-- EXERCISE DIRECTIONS --
Isolate every line in the data with the string "text" and copy it.

-- RECORDS PROVIDED --
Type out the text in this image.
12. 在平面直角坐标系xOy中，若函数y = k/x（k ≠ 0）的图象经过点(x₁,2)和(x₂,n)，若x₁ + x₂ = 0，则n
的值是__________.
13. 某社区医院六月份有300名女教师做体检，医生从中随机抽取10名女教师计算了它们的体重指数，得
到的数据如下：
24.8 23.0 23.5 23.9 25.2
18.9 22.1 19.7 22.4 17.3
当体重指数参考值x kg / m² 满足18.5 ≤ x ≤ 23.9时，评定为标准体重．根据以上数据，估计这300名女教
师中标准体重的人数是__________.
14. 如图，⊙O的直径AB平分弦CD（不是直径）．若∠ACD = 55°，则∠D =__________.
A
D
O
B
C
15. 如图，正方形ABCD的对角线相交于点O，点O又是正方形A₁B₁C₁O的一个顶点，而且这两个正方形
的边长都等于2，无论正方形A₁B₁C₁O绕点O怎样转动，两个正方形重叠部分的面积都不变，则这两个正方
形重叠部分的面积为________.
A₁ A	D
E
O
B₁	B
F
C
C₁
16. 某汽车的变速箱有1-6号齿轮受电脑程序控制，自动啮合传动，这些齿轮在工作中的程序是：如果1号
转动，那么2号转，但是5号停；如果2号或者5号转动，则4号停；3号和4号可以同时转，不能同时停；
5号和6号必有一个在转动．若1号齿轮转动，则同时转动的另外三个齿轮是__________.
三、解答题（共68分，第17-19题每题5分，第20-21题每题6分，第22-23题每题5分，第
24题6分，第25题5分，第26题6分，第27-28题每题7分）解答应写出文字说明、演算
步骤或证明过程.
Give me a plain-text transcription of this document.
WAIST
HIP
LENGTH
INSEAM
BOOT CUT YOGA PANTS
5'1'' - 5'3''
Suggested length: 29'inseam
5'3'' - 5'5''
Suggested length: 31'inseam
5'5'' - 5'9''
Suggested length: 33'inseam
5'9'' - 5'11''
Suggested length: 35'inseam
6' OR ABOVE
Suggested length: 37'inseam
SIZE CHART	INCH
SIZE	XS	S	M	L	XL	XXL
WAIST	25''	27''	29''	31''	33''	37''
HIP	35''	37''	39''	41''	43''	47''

-- ANSWER IN FULL --
Type out the text in this image.
Give me a plain-text transcription of this document.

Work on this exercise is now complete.